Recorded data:
— BEGIN —

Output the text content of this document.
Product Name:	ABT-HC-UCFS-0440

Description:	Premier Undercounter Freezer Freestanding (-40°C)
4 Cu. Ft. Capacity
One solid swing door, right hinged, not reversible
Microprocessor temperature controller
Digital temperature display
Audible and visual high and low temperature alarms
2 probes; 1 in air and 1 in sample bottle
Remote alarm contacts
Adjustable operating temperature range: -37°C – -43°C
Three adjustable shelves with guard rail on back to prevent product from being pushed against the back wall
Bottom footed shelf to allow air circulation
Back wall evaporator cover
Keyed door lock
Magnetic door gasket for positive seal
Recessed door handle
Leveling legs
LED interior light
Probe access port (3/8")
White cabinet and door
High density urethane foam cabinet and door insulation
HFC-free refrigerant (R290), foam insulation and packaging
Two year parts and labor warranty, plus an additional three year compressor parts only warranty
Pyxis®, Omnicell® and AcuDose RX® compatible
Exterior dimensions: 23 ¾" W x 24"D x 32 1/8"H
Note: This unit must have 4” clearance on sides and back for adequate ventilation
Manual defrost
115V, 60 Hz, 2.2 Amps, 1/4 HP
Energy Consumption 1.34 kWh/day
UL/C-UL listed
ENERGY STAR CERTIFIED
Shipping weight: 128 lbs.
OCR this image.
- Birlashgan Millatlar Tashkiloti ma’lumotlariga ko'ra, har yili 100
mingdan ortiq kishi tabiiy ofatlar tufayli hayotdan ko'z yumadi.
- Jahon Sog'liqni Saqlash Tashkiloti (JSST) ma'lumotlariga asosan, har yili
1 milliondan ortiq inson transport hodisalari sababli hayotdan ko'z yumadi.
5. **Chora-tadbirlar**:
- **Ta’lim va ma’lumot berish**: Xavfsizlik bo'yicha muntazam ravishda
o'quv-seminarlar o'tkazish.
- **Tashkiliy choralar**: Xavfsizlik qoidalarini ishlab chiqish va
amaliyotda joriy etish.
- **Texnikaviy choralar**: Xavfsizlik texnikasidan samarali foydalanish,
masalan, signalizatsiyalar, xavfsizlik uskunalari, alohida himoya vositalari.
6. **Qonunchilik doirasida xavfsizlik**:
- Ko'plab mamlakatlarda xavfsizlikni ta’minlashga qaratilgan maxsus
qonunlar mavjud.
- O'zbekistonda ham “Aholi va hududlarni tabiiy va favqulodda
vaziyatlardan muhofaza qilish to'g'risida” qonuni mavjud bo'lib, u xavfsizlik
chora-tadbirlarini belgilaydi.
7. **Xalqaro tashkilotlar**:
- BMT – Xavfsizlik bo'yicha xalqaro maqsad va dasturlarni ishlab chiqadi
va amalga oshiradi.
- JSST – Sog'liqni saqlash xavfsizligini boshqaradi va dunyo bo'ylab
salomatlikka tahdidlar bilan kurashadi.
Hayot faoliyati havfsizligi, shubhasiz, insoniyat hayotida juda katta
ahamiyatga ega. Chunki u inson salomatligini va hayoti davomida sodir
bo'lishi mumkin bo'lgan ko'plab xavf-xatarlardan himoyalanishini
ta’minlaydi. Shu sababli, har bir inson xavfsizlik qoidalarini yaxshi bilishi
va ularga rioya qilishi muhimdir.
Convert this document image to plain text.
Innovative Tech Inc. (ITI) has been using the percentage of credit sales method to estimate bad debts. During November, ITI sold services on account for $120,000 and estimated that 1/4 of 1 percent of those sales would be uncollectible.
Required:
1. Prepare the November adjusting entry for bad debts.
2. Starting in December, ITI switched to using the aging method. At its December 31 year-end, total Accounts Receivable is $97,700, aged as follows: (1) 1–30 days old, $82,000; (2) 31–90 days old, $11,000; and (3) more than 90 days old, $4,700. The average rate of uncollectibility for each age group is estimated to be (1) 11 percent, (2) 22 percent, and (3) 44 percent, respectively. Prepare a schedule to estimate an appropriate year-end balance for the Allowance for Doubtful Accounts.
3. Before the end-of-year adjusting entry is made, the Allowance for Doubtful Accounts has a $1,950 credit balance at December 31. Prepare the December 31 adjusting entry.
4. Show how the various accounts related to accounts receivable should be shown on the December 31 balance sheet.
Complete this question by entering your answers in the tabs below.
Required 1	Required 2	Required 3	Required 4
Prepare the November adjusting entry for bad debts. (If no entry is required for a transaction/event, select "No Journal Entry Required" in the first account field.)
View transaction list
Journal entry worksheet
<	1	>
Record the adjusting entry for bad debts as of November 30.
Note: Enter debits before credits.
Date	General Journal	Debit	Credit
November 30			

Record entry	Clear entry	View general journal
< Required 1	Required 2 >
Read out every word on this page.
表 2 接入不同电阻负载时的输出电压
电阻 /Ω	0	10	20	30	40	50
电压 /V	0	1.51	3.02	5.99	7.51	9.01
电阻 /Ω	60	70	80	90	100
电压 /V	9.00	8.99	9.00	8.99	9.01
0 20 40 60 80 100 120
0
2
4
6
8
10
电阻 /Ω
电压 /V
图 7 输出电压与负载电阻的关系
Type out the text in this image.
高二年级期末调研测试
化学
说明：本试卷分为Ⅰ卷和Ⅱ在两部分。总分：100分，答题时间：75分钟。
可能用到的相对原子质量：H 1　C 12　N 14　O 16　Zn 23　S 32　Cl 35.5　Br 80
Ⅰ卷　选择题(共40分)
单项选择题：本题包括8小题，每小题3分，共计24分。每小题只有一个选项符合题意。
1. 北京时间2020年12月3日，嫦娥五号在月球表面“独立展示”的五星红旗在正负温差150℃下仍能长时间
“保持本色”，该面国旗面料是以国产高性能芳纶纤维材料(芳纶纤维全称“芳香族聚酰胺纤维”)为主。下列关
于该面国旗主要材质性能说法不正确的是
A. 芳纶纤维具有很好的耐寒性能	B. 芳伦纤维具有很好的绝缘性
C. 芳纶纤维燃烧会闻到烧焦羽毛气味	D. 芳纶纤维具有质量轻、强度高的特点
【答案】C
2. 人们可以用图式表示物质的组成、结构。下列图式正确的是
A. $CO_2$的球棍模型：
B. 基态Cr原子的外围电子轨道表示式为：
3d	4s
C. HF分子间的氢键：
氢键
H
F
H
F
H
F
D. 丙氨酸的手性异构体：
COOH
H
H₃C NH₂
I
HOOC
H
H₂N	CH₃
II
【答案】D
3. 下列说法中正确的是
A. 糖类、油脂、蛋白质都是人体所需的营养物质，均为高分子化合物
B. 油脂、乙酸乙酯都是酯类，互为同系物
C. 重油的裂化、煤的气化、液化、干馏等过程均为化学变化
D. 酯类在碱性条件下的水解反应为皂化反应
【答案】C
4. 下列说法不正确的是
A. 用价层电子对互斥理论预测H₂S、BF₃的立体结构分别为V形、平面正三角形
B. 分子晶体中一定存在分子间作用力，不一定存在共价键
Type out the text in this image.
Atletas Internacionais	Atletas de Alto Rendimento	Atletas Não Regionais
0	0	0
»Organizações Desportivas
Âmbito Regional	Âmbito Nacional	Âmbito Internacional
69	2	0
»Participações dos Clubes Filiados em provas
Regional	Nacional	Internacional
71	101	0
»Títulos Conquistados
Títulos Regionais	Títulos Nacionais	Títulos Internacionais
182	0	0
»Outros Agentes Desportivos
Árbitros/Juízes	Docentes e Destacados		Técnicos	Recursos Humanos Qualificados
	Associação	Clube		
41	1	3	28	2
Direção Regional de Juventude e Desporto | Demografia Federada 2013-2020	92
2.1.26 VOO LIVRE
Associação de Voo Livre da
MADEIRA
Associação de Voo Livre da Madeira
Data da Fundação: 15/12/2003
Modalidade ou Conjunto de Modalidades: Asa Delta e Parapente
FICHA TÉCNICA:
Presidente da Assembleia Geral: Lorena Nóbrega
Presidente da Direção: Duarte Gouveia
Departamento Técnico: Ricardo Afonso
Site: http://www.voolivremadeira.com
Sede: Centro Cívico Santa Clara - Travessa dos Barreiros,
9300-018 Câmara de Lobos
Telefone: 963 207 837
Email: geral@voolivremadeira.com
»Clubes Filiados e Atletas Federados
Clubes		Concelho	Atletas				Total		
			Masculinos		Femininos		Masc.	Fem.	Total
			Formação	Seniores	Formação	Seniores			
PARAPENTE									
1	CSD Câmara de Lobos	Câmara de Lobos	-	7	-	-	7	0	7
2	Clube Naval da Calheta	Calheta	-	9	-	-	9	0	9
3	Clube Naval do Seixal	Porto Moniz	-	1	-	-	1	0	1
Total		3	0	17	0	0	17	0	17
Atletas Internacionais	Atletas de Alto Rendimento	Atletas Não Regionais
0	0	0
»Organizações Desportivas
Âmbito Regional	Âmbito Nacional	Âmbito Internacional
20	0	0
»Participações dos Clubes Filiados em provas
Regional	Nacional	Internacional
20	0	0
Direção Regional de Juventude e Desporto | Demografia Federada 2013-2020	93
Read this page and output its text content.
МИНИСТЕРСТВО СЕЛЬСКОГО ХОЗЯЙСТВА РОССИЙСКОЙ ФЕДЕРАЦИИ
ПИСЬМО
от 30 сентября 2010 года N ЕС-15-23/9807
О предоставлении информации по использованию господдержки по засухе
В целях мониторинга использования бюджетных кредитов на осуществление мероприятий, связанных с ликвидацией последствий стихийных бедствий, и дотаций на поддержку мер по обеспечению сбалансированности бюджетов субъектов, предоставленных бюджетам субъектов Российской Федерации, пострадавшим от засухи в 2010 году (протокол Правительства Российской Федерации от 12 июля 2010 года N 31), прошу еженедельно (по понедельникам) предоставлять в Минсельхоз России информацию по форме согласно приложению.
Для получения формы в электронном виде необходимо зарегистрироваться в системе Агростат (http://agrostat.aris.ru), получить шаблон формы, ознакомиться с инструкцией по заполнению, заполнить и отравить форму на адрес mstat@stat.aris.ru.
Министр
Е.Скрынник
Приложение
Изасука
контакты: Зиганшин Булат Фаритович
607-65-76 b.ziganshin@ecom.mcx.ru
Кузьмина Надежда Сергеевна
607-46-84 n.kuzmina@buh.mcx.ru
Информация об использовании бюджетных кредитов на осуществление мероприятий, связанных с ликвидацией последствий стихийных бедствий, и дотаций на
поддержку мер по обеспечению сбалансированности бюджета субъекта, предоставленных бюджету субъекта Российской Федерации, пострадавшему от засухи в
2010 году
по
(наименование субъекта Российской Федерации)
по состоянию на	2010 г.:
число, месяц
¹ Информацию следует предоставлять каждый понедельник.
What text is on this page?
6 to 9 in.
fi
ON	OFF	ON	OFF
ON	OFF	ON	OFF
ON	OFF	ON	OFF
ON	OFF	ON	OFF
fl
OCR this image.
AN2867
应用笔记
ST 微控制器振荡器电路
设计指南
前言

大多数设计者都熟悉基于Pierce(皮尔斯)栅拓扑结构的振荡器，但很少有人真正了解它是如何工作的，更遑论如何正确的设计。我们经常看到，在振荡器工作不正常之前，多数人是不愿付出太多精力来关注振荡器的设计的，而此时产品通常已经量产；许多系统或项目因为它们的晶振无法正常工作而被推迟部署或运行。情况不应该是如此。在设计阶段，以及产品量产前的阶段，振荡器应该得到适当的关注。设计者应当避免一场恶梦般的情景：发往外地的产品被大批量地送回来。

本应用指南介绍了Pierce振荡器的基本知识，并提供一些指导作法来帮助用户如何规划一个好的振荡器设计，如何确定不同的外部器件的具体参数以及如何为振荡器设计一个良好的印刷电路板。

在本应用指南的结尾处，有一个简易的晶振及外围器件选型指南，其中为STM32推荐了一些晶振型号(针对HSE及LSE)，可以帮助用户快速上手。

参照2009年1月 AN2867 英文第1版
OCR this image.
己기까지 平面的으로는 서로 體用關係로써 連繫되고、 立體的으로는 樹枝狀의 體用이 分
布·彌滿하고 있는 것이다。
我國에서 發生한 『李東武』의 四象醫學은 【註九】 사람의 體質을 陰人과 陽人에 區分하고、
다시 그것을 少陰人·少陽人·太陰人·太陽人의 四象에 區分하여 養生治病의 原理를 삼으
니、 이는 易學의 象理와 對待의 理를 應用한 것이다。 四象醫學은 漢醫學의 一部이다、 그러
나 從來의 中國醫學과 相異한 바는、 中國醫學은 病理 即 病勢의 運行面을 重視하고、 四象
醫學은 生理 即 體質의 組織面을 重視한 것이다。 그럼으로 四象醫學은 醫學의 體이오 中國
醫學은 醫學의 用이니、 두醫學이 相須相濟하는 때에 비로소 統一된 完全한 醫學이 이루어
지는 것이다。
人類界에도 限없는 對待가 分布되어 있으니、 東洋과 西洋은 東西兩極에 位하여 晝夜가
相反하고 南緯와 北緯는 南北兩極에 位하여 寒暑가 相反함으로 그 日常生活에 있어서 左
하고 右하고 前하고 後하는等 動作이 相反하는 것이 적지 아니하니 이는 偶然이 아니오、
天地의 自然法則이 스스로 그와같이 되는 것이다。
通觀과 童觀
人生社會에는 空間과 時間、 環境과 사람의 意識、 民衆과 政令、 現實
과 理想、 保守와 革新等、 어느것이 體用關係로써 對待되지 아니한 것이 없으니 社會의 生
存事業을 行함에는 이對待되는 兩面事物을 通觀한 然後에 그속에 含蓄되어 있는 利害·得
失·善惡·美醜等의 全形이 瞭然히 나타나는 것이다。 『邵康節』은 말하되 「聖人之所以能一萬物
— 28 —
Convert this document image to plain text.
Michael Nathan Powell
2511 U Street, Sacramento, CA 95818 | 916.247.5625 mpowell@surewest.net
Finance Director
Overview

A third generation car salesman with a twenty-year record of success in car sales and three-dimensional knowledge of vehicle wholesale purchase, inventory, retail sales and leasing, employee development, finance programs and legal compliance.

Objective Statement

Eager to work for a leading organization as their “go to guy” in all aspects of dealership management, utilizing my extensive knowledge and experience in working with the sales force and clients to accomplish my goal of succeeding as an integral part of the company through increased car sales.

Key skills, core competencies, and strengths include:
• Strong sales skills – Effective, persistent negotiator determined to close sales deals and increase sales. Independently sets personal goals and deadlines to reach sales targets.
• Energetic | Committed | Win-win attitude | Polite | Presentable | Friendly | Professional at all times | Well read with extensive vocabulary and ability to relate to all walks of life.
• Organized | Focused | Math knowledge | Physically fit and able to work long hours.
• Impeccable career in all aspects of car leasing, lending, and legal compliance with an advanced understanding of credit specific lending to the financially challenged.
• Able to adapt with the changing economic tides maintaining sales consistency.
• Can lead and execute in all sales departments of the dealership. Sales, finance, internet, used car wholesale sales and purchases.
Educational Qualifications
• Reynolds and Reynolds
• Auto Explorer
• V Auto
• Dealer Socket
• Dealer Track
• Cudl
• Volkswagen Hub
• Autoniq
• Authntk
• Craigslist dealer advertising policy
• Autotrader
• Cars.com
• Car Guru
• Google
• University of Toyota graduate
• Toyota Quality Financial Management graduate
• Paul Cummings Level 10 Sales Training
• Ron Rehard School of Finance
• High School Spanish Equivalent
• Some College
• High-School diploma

— END —

From the listing, copy each line containing the word "liqni".

### Solved exercise
- Jahon Sog'liqni Saqlash Tashkiloti (JSST) ma'lumotlariga asosan, har yili
- JSST – Sog'liqni saqlash xavfsizligini boshqaradi va dunyo bo'ylab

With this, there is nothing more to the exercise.